WHAT YOU SHOULD DO —
Gather each line of the records where "SCHOOL" appears.

SUPPLIED RECORDS —
_ _ _ _ _ _ _
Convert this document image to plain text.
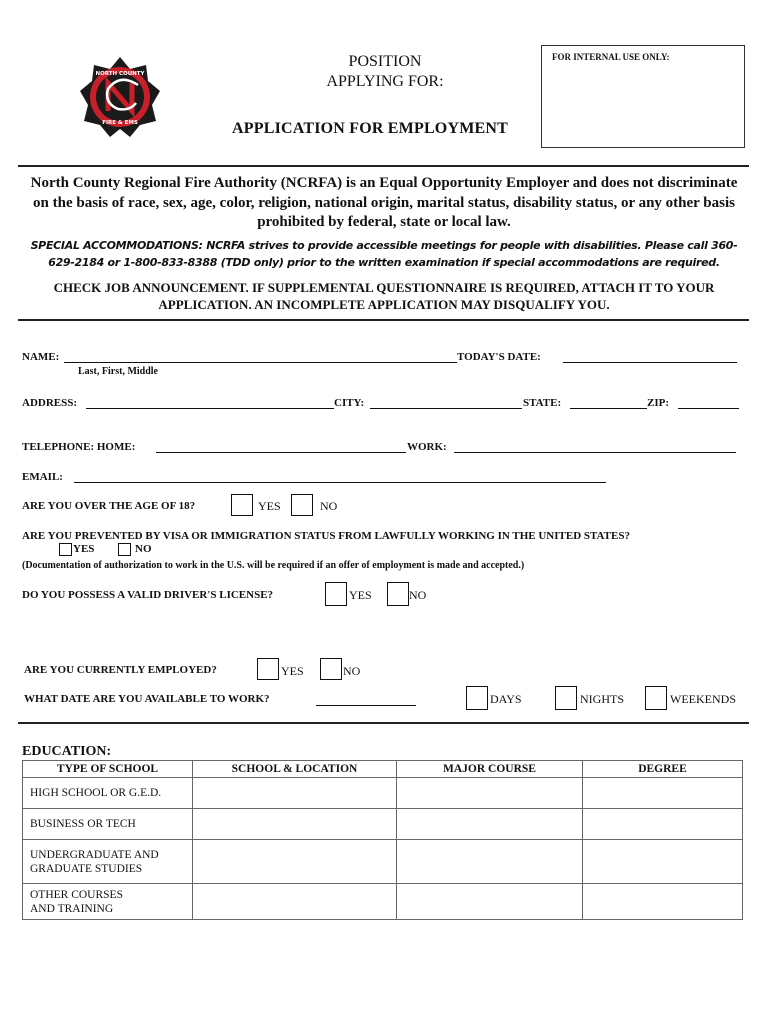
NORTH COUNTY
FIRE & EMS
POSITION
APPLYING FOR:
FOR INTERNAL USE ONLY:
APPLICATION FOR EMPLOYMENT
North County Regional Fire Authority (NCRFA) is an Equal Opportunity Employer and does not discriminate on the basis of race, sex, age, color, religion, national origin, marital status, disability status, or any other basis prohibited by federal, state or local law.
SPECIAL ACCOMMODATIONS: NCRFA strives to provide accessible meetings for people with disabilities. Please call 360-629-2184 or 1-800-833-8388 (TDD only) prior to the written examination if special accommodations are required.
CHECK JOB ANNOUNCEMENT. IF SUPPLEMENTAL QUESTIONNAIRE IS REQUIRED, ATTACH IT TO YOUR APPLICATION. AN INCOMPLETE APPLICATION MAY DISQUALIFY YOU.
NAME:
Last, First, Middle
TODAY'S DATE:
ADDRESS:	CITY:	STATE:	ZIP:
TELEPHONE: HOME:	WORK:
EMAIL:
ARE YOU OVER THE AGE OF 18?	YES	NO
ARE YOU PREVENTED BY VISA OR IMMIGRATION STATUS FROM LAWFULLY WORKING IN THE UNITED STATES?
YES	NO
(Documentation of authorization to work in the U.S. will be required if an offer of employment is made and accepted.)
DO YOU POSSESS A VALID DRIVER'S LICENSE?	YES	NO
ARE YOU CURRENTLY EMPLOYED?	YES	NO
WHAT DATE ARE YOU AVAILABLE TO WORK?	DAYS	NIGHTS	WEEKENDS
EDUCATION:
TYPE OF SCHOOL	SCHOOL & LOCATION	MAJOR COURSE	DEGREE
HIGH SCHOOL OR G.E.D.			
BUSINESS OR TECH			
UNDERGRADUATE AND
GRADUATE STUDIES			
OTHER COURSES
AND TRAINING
_ _ _ _ _ _ _
EXERCISE ANSWER —
TYPE OF SCHOOL	SCHOOL & LOCATION	MAJOR COURSE	DEGREE
HIGH SCHOOL OR G.E.D.			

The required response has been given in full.